▶ WHAT YOU NEED TO DO
Repeat all the material exactly; pictures stay out of your copy.

○ ○ ○ ○ ○ ○ ○

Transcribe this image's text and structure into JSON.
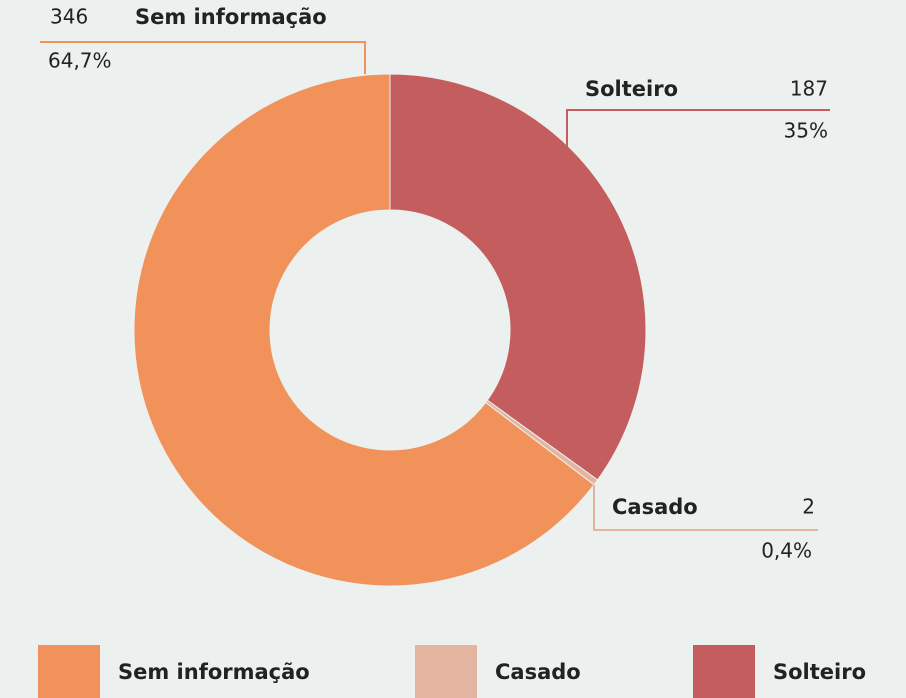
{
  "chart_data": {
    "type": "donut",
    "categories": [
      "Solteiro",
      "Casado",
      "Sem informação"
    ],
    "values": [
      187,
      2,
      346
    ],
    "percent_labels": [
      "35%",
      "0,4%",
      "64,7%"
    ],
    "colors": [
      "#c45e5e",
      "#e3b5a0",
      "#f0925a"
    ],
    "legend": "bottom"
  }
}
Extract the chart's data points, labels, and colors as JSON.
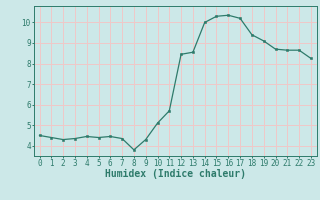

○ ○ ○ ○ ○ ○ ○

▶ TASK RESULT
Transcribe this image's text and structure into JSON.
{
  "chart_data": {
    "type": "donut",
    "categories": [
      "Solteiro",
      "Casado",
      "Sem informação"
    ],
    "values": [
      187,
      2,
      346
    ],
    "percent_labels": [
      "35%",
      "0,4%",
      "64,7%"
    ],
    "colors": [
      "#c45e5e",
      "#e3b5a0",
      "#f0925a"
    ],
    "legend": "bottom"
  }
}
Extract the chart's data points, labels, and colors as JSON.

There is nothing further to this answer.